Task brief: Pull each line holding "document" out of the entries below.

Dataset entries:
'''
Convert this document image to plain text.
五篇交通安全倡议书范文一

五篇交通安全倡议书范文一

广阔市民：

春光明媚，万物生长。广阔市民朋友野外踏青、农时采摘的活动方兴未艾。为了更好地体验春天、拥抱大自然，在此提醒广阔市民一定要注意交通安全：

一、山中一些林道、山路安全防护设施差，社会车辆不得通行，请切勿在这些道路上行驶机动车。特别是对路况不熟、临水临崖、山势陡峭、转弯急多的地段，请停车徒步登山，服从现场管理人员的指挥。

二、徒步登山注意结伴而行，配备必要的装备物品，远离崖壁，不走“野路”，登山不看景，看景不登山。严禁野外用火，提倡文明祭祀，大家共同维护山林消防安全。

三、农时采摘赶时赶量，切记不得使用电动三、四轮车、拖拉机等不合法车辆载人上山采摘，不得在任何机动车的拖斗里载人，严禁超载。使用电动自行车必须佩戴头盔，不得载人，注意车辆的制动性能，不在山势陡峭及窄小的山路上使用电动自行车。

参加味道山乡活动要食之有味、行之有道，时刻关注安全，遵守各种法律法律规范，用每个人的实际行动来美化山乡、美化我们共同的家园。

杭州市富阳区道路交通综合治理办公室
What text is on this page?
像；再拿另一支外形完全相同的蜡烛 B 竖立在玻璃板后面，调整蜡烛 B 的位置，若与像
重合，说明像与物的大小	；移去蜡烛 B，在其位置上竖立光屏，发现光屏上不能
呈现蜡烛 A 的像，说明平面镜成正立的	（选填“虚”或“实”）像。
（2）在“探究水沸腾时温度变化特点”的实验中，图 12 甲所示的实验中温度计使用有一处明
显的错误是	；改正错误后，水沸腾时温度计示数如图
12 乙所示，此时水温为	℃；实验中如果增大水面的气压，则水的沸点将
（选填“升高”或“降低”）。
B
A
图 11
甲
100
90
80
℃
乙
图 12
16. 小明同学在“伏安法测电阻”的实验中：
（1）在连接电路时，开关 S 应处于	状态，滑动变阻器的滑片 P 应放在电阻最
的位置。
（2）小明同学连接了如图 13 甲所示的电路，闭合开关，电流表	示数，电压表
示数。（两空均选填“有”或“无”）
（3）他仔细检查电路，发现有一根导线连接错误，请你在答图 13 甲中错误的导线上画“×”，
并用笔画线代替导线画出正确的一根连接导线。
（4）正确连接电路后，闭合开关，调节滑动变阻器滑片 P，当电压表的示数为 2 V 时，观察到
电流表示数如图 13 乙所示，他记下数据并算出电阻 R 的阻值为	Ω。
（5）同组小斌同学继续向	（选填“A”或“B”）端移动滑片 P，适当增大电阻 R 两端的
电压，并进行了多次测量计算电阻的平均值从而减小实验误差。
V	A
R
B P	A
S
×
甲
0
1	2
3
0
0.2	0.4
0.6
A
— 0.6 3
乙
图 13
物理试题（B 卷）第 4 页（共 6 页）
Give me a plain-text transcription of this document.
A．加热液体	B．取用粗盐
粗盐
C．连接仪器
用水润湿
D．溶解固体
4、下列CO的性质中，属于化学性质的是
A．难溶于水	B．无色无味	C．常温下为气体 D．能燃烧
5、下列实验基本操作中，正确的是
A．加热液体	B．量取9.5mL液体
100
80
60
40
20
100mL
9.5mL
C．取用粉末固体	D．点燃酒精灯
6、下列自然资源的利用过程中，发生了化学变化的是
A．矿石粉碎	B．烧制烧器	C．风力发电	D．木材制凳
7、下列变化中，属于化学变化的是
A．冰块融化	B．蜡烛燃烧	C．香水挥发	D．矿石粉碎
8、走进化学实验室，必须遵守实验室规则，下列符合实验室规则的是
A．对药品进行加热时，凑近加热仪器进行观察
'''
Task answer:
Convert this document image to plain text.
Give me a plain-text transcription of this document.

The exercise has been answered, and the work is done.